─── DATA SECTION ───

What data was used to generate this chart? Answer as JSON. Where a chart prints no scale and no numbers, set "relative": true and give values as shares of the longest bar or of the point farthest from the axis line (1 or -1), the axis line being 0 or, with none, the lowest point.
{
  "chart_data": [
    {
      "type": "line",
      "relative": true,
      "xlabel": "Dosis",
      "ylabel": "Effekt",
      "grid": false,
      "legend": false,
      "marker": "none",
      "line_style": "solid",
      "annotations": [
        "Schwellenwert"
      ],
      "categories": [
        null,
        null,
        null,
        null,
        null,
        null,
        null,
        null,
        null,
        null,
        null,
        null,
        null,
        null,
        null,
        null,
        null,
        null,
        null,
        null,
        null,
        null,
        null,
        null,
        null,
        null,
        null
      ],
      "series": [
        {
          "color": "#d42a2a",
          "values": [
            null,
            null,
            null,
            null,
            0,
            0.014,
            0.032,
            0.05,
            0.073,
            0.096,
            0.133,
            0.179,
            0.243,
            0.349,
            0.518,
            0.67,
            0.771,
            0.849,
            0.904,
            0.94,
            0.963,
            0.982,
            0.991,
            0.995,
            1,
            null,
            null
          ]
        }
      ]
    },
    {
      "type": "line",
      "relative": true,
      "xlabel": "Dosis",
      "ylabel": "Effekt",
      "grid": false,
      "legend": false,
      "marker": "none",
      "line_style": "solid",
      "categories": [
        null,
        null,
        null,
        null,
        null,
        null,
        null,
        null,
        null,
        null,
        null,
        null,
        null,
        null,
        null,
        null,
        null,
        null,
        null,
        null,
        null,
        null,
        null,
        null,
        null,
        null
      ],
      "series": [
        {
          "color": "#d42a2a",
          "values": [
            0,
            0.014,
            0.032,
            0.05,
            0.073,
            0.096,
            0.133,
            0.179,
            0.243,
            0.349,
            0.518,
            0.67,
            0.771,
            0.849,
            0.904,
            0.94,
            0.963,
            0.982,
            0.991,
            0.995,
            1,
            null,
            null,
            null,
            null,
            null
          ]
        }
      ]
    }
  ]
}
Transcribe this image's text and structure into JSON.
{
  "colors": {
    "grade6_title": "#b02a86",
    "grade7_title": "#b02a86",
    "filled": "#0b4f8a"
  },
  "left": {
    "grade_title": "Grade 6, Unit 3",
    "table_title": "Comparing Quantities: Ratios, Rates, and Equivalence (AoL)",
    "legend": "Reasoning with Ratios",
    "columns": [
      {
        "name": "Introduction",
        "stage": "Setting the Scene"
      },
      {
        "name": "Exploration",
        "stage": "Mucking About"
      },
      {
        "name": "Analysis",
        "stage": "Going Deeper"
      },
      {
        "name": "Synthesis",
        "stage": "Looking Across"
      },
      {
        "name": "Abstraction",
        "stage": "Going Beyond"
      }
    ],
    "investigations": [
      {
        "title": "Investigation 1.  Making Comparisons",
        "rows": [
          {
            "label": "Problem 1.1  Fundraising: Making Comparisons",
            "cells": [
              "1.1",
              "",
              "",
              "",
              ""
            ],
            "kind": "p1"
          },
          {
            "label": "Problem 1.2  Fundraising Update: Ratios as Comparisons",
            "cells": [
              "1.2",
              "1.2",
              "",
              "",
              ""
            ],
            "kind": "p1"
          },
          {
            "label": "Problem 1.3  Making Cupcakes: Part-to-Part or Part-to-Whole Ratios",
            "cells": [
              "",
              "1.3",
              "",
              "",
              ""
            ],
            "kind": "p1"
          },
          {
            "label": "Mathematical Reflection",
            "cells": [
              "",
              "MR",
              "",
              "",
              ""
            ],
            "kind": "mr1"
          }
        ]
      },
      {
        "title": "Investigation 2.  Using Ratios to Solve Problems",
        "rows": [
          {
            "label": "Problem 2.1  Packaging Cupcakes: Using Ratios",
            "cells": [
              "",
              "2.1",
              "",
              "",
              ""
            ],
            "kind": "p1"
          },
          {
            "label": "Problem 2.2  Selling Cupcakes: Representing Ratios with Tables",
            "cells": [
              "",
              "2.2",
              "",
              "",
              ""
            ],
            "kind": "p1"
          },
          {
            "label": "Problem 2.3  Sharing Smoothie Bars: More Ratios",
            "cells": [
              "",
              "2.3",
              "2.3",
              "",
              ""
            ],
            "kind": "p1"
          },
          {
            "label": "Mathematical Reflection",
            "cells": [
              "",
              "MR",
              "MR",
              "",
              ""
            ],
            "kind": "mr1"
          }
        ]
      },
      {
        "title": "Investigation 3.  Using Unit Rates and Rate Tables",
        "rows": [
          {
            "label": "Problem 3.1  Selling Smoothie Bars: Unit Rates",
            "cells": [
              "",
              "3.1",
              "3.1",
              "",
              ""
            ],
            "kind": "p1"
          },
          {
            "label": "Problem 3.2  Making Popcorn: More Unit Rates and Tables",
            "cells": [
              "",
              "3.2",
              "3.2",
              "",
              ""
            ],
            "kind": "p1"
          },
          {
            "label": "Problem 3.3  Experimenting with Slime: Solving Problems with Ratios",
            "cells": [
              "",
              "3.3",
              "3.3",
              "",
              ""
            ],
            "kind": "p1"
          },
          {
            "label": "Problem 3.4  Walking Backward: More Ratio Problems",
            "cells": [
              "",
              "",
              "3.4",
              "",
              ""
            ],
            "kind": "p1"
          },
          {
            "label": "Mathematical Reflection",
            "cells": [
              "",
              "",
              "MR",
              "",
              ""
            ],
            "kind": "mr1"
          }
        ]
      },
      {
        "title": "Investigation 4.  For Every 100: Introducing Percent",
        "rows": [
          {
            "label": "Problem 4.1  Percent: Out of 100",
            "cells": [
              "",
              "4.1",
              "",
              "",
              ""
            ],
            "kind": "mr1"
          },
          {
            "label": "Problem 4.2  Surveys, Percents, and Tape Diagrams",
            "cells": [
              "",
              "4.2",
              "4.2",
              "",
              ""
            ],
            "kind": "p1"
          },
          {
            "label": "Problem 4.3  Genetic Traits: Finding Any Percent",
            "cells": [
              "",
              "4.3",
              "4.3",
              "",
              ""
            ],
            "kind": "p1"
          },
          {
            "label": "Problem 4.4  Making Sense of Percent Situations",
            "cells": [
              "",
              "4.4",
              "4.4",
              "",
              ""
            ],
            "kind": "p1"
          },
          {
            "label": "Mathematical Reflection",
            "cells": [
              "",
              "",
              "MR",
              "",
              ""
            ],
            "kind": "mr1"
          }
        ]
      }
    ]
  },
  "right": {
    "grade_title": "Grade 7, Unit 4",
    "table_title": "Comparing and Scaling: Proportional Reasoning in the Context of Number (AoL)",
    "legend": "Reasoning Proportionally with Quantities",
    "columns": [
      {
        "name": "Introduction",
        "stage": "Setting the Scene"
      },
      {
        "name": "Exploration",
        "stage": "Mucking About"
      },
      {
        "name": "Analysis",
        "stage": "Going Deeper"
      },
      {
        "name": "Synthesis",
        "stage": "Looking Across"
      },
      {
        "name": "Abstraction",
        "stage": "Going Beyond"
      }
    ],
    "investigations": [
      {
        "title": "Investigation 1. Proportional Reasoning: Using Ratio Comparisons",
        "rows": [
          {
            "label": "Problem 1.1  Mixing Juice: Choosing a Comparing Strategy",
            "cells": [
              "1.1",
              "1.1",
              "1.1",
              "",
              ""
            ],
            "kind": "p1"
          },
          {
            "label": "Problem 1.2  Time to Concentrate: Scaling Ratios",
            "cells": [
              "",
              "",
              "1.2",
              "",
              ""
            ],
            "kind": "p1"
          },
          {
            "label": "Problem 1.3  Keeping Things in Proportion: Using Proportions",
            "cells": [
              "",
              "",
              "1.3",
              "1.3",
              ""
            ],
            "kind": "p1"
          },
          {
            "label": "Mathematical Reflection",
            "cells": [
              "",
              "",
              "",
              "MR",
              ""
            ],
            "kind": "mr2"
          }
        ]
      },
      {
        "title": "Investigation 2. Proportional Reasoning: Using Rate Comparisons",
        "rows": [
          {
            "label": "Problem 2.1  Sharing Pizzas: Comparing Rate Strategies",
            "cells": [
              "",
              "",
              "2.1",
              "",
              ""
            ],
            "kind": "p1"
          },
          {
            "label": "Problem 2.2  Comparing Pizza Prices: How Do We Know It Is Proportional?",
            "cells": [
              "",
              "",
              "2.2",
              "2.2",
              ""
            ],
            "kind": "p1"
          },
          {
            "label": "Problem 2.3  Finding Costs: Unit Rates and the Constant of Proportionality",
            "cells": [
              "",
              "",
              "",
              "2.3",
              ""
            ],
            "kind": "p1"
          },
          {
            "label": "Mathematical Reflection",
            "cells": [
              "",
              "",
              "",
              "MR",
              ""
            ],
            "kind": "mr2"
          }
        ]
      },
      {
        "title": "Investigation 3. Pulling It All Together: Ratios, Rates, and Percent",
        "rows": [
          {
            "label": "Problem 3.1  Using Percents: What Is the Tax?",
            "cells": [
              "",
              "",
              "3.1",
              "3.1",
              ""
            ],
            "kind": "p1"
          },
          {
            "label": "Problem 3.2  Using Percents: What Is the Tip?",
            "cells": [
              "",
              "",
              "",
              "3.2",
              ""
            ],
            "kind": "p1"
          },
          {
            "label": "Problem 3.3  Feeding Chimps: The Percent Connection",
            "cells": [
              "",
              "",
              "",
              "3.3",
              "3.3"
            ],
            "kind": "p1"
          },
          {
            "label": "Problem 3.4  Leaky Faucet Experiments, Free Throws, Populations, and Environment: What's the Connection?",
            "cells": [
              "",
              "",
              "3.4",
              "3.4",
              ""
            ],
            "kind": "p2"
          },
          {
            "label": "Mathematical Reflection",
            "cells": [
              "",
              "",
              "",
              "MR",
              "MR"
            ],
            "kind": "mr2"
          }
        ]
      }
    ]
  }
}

───

*EXERCISE*: Copy all lines from the listing that contain "Connection".

*ANSWER BELOW*:
            "label": "Problem 3.3  Feeding Chimps: The Percent Connection",
            "label": "Problem 3.4  Leaky Faucet Experiments, Free Throws, Populations, and Environment: What's the Connection?",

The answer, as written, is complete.